Task objective. Determine the number of lines containing the word "represents", and state that figure alone.

Dataset records.

# # # #

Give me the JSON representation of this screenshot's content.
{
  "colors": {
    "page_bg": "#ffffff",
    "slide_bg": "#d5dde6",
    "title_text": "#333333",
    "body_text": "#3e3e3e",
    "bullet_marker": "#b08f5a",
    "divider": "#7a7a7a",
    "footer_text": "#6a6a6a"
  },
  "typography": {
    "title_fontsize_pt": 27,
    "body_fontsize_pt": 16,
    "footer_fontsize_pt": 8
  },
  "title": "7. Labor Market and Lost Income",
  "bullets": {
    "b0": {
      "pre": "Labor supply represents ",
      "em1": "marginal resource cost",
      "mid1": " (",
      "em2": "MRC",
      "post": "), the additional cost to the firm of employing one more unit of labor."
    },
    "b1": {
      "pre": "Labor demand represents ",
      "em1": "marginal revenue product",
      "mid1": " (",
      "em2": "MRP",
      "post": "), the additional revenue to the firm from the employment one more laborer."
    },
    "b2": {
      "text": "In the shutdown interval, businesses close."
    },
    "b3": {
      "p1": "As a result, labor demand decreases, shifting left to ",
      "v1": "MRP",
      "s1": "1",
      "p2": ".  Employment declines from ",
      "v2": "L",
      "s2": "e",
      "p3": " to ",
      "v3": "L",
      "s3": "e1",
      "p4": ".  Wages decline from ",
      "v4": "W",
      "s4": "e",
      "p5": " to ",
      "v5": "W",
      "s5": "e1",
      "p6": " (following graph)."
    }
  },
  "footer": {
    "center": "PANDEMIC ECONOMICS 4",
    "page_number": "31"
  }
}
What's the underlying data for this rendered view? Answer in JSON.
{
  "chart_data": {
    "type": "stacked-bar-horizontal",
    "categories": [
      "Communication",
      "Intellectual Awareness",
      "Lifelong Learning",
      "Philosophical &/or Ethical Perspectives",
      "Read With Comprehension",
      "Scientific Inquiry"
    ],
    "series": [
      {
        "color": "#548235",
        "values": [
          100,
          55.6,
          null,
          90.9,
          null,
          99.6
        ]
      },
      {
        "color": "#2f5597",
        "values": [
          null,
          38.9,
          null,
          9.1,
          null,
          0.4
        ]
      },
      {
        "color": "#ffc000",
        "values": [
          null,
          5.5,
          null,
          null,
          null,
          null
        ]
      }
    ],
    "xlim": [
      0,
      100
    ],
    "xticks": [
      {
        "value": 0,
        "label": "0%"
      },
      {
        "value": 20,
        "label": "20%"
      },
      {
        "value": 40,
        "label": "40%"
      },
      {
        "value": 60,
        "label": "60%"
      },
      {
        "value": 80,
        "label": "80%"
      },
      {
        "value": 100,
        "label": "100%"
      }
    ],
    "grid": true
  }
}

# # # #

Solution below. 2